▶ Instruction
Exactly as they appear, output all of the entries.

::::::

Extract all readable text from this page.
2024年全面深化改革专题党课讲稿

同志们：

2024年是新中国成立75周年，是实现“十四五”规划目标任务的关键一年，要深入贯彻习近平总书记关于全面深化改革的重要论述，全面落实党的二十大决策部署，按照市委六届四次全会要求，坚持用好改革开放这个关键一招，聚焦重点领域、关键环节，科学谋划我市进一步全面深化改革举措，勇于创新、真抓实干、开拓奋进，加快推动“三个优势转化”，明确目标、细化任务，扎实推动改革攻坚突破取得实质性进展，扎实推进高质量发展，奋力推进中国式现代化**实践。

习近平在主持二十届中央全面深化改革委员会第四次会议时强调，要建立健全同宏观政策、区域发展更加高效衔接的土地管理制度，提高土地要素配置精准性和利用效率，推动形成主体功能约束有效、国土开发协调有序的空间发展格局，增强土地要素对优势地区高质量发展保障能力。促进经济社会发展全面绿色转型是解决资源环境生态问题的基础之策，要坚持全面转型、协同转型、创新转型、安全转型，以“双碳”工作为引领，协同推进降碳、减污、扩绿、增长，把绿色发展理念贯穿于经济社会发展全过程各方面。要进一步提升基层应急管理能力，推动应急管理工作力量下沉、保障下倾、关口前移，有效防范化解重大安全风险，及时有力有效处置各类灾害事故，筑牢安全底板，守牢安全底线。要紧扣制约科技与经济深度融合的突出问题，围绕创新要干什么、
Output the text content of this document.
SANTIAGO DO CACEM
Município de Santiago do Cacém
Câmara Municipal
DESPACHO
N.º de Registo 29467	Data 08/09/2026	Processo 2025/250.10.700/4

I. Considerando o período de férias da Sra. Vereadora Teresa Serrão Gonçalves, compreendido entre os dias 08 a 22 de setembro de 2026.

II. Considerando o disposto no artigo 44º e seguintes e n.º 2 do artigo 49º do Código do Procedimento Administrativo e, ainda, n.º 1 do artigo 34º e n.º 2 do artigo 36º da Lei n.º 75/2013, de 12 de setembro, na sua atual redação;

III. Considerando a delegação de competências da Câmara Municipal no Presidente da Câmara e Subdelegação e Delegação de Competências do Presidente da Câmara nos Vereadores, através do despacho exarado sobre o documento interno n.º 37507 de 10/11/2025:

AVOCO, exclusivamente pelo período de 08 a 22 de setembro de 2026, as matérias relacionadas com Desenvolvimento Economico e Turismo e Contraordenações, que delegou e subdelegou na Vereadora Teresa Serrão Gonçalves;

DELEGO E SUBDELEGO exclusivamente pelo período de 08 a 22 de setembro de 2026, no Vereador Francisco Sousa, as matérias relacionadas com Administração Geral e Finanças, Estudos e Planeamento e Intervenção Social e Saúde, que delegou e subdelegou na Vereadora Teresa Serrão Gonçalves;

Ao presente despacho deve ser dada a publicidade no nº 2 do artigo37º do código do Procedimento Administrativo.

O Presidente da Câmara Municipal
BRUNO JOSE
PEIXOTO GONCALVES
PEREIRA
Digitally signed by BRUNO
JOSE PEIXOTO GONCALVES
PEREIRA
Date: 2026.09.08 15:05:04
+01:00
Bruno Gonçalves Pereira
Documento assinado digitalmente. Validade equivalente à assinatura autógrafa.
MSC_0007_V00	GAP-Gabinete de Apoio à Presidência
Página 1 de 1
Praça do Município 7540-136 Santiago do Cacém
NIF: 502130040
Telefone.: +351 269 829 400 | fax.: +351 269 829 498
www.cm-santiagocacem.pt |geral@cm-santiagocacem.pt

::::::

▶ Task answer
Extract all readable text from this page.
2024年全面深化改革专题党课讲稿

同志们：

2024年是新中国成立75周年，是实现“十四五”规划目标任务的关键一年，要深入贯彻习近平总书记关于全面深化改革的重要论述，全面落实党的二十大决策部署，按照市委六届四次全会要求，坚持用好改革开放这个关键一招，聚焦重点领域、关键环节，科学谋划我市进一步全面深化改革举措，勇于创新、真抓实干、开拓奋进，加快推动“三个优势转化”，明确目标、细化任务，扎实推动改革攻坚突破取得实质性进展，扎实推进高质量发展，奋力推进中国式现代化**实践。

习近平在主持二十届中央全面深化改革委员会第四次会议时强调，要建立健全同宏观政策、区域发展更加高效衔接的土地管理制度，提高土地要素配置精准性和利用效率，推动形成主体功能约束有效、国土开发协调有序的空间发展格局，增强土地要素对优势地区高质量发展保障能力。促进经济社会发展全面绿色转型是解决资源环境生态问题的基础之策，要坚持全面转型、协同转型、创新转型、安全转型，以“双碳”工作为引领，协同推进降碳、减污、扩绿、增长，把绿色发展理念贯穿于经济社会发展全过程各方面。要进一步提升基层应急管理能力，推动应急管理工作力量下沉、保障下倾、关口前移，有效防范化解重大安全风险，及时有力有效处置各类灾害事故，筑牢安全底板，守牢安全底线。要紧扣制约科技与经济深度融合的突出问题，围绕创新要干什么、
Output the text content of this document.
SANTIAGO DO CACEM
Município de Santiago do Cacém
Câmara Municipal
DESPACHO
N.º de Registo 29467	Data 08/09/2026	Processo 2025/250.10.700/4

I. Considerando o período de férias da Sra. Vereadora Teresa Serrão Gonçalves, compreendido entre os dias 08 a 22 de setembro de 2026.

II. Considerando o disposto no artigo 44º e seguintes e n.º 2 do artigo 49º do Código do Procedimento Administrativo e, ainda, n.º 1 do artigo 34º e n.º 2 do artigo 36º da Lei n.º 75/2013, de 12 de setembro, na sua atual redação;

III. Considerando a delegação de competências da Câmara Municipal no Presidente da Câmara e Subdelegação e Delegação de Competências do Presidente da Câmara nos Vereadores, através do despacho exarado sobre o documento interno n.º 37507 de 10/11/2025:

AVOCO, exclusivamente pelo período de 08 a 22 de setembro de 2026, as matérias relacionadas com Desenvolvimento Economico e Turismo e Contraordenações, que delegou e subdelegou na Vereadora Teresa Serrão Gonçalves;

DELEGO E SUBDELEGO exclusivamente pelo período de 08 a 22 de setembro de 2026, no Vereador Francisco Sousa, as matérias relacionadas com Administração Geral e Finanças, Estudos e Planeamento e Intervenção Social e Saúde, que delegou e subdelegou na Vereadora Teresa Serrão Gonçalves;

Ao presente despacho deve ser dada a publicidade no nº 2 do artigo37º do código do Procedimento Administrativo.

O Presidente da Câmara Municipal
BRUNO JOSE
PEIXOTO GONCALVES
PEREIRA
Digitally signed by BRUNO
JOSE PEIXOTO GONCALVES
PEREIRA
Date: 2026.09.08 15:05:04
+01:00
Bruno Gonçalves Pereira
Documento assinado digitalmente. Validade equivalente à assinatura autógrafa.
MSC_0007_V00	GAP-Gabinete de Apoio à Presidência
Página 1 de 1
Praça do Município 7540-136 Santiago do Cacém
NIF: 502130040
Telefone.: +351 269 829 400 | fax.: +351 269 829 498
www.cm-santiagocacem.pt |geral@cm-santiagocacem.pt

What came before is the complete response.